Recorded information ::
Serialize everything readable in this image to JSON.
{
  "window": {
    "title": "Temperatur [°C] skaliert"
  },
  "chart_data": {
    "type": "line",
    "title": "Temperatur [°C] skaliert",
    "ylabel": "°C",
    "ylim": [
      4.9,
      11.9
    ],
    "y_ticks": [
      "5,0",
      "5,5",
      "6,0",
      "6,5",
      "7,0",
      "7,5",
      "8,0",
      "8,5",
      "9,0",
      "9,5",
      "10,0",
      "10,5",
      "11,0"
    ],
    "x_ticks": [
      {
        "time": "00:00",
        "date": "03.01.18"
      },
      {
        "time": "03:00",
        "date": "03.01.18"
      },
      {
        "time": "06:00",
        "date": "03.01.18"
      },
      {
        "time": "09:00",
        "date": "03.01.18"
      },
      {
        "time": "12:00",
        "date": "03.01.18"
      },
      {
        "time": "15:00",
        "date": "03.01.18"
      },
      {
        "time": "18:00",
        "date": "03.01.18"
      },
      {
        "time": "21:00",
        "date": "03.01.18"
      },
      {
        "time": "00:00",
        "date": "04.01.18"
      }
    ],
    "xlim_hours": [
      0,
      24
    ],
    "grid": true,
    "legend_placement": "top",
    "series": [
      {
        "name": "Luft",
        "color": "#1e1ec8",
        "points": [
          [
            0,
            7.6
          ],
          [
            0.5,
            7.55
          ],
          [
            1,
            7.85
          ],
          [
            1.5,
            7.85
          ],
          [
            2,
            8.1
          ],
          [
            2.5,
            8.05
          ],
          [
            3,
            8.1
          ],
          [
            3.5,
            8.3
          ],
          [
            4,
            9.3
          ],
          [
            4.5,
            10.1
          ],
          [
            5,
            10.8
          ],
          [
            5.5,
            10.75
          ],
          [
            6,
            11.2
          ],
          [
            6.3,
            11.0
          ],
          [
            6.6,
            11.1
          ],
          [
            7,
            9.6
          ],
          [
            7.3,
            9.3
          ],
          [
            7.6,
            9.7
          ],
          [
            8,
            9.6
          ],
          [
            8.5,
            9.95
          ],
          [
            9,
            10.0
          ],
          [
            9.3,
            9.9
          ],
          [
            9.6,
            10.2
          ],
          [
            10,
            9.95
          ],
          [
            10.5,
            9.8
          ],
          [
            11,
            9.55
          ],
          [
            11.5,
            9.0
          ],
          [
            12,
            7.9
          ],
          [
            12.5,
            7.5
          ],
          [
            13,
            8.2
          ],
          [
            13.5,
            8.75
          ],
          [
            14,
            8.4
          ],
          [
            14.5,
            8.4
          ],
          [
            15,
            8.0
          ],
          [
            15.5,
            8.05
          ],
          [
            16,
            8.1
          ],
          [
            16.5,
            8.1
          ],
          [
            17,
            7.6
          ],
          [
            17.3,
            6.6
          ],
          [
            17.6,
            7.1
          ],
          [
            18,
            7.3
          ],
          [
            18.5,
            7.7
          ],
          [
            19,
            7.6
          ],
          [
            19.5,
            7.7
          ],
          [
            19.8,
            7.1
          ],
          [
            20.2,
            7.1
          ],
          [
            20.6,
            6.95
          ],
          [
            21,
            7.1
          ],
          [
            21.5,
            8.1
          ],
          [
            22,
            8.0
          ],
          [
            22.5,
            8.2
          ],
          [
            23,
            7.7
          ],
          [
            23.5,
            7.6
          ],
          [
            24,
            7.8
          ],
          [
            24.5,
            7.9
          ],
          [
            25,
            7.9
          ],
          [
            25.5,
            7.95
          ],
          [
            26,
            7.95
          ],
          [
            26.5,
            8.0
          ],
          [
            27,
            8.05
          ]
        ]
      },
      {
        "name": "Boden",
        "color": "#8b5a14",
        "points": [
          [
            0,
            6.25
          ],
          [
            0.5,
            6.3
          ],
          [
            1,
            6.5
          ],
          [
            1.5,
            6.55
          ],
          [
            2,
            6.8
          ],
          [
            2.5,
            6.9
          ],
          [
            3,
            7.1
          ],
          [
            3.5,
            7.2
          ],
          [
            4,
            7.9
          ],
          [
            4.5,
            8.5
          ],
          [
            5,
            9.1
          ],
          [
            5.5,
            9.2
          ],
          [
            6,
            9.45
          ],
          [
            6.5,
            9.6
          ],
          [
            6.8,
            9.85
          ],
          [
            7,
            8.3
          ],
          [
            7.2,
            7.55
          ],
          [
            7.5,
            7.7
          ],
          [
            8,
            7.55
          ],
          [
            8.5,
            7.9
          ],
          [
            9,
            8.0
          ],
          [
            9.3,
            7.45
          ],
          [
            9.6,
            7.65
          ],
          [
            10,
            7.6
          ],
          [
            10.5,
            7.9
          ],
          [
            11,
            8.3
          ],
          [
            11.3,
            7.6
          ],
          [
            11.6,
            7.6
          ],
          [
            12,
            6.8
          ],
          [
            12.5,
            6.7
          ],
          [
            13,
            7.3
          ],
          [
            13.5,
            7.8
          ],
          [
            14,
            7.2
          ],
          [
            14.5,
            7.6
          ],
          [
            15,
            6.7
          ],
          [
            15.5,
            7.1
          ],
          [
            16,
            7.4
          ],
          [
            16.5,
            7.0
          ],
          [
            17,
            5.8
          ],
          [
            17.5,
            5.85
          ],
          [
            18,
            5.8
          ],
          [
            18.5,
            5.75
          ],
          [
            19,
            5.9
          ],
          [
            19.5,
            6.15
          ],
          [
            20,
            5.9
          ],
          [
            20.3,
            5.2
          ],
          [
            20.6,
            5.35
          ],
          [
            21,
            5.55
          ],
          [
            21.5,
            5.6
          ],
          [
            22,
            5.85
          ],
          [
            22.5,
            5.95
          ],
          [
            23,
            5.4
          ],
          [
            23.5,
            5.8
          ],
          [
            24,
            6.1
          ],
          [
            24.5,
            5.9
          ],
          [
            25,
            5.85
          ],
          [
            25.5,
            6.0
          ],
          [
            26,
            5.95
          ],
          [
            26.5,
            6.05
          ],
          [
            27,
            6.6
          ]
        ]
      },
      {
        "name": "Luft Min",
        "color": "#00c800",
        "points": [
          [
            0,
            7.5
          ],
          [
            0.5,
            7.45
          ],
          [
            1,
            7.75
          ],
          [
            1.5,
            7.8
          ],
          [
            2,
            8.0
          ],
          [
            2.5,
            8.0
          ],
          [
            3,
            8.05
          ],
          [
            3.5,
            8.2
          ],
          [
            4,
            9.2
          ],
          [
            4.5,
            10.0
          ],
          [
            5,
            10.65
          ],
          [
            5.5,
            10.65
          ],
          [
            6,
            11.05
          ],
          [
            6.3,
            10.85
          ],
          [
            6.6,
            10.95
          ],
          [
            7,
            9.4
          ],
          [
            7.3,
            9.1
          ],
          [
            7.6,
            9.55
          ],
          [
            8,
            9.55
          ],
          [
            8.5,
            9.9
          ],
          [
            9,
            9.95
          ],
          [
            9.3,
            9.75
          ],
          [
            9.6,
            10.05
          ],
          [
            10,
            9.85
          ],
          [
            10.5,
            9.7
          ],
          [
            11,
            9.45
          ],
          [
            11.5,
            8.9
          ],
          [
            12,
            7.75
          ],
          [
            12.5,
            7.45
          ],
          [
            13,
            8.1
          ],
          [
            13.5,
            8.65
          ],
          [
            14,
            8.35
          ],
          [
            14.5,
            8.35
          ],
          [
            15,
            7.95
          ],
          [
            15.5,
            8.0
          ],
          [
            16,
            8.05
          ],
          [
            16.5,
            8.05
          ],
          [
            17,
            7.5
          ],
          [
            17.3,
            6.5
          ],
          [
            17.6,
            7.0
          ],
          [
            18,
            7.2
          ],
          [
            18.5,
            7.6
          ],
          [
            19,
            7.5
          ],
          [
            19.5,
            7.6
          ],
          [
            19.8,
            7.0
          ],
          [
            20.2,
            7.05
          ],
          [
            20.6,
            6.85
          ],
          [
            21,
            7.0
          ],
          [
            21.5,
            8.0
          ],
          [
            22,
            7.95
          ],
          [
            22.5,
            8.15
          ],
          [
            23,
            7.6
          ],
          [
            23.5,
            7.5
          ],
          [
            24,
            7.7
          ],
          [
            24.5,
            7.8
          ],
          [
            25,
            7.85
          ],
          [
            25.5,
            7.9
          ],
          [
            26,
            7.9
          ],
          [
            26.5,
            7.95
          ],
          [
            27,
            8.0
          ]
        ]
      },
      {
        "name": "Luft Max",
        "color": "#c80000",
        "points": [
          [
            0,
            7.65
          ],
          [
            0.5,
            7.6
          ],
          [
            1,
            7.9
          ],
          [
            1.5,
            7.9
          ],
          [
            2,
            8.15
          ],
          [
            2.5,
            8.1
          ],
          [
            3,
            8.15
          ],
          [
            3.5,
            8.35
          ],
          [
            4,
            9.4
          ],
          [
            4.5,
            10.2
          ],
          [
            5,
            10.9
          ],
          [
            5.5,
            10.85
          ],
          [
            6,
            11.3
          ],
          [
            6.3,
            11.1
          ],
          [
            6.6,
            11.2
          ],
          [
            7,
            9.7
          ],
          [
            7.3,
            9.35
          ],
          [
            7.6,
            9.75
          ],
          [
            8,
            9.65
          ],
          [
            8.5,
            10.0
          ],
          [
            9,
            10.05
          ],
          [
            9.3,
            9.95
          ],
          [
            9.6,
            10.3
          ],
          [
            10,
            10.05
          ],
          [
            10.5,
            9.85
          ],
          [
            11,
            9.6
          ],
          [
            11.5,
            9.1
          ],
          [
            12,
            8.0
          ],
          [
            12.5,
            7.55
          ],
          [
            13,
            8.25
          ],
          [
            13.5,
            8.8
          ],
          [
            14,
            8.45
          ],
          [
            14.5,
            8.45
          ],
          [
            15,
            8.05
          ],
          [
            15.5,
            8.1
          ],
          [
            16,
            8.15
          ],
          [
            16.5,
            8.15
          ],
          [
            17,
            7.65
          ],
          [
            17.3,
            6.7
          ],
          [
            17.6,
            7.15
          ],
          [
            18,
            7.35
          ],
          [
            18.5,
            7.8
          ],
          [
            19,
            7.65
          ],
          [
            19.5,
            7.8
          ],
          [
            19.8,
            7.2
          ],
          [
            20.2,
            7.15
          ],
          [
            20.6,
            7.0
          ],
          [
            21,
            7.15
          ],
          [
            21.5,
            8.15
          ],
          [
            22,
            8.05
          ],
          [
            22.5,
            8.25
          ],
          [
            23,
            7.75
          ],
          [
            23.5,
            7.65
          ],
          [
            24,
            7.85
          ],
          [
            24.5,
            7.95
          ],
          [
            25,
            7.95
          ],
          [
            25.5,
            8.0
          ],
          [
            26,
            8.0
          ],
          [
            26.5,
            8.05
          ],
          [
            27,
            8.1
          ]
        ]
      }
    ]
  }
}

Goal ::
The answer is the number of lines in the preceding material that hold "skaliert"; write that number and nothing else.

Task solution ::
2